DIRECTION = Pictures in the records should not be copied, but every other part must be repeated exactly.

※

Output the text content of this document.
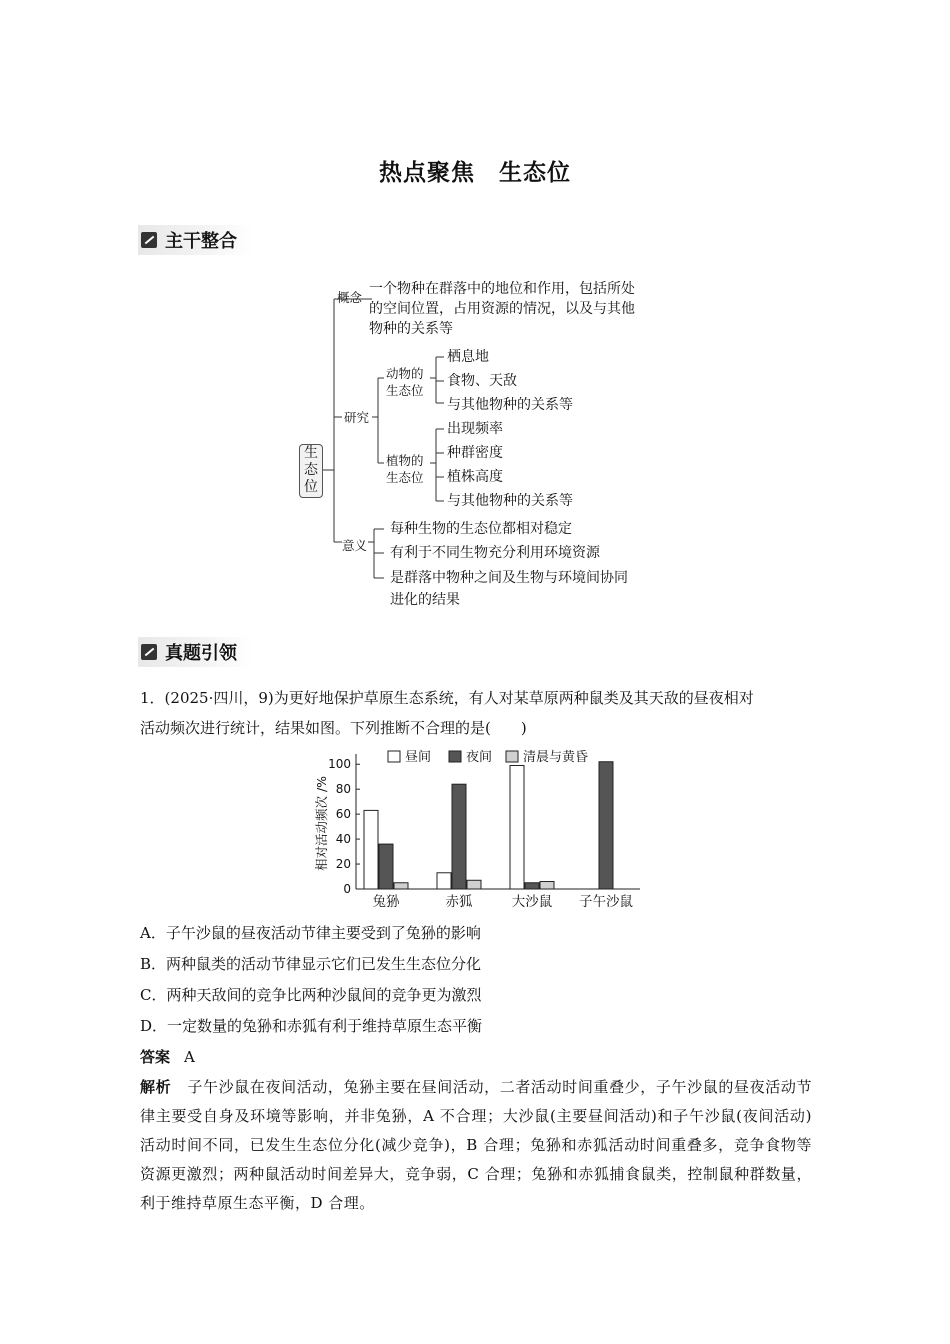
热点聚焦　生态位
主干整合
生
态
位
概念
一个物种在群落中的地位和作用，包括所处
的空间位置，占用资源的情况，以及与其他
物种的关系等
研究
动物的
生态位
栖息地
食物、天敌
与其他物种的关系等
植物的
生态位
出现频率
种群密度
植株高度
与其他物种的关系等
意义
每种生物的生态位都相对稳定
有利于不同生物充分利用环境资源
是群落中物种之间及生物与环境间协同
进化的结果
真题引领
1．(2025·四川，9)为更好地保护草原生态系统，有人对某草原两种鼠类及其天敌的昼夜相对
活动频次进行统计，结果如图。下列推断不合理的是(　　)
昼间	夜间 清晨与黄昏
0
20
40
60
80
100
相对活动频次 /%
兔狲	赤狐	大沙鼠 子午沙鼠
A．子午沙鼠的昼夜活动节律主要受到了兔狲的影响
B．两种鼠类的活动节律显示它们已发生生态位分化
C．两种天敌间的竞争比两种沙鼠间的竞争更为激烈
D．一定数量的兔狲和赤狐有利于维持草原生态平衡
答案 A
解析 子午沙鼠在夜间活动，兔狲主要在昼间活动，二者活动时间重叠少，子午沙鼠的昼夜活动节律主要受自身及环境等影响，并非兔狲，A 不合理；大沙鼠(主要昼间活动)和子午沙鼠(夜间活动)活动时间不同，已发生生态位分化(减少竞争)，B 合理；兔狲和赤狐活动时间重叠多，竞争食物等资源更激烈；两种鼠活动时间差异大，竞争弱，C 合理；兔狲和赤狐捕食鼠类，控制鼠种群数量，利于维持草原生态平衡，D 合理。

※

REPLY =
Output the text content of this document.
热点聚焦　生态位
主干整合
生
态
位
概念
一个物种在群落中的地位和作用，包括所处
的空间位置，占用资源的情况，以及与其他
物种的关系等
研究
动物的
生态位
栖息地
食物、天敌
与其他物种的关系等
植物的
生态位
出现频率
种群密度
植株高度
与其他物种的关系等
意义
每种生物的生态位都相对稳定
有利于不同生物充分利用环境资源
是群落中物种之间及生物与环境间协同
进化的结果
真题引领
1．(2025·四川，9)为更好地保护草原生态系统，有人对某草原两种鼠类及其天敌的昼夜相对
活动频次进行统计，结果如图。下列推断不合理的是(　　)
昼间	夜间 清晨与黄昏
0
20
40
60
80
100
相对活动频次 /%
兔狲	赤狐	大沙鼠 子午沙鼠
A．子午沙鼠的昼夜活动节律主要受到了兔狲的影响
B．两种鼠类的活动节律显示它们已发生生态位分化
C．两种天敌间的竞争比两种沙鼠间的竞争更为激烈
D．一定数量的兔狲和赤狐有利于维持草原生态平衡
答案 A
解析 子午沙鼠在夜间活动，兔狲主要在昼间活动，二者活动时间重叠少，子午沙鼠的昼夜活动节律主要受自身及环境等影响，并非兔狲，A 不合理；大沙鼠(主要昼间活动)和子午沙鼠(夜间活动)活动时间不同，已发生生态位分化(减少竞争)，B 合理；兔狲和赤狐活动时间重叠多，竞争食物等资源更激烈；两种鼠活动时间差异大，竞争弱，C 合理；兔狲和赤狐捕食鼠类，控制鼠种群数量，利于维持草原生态平衡，D 合理。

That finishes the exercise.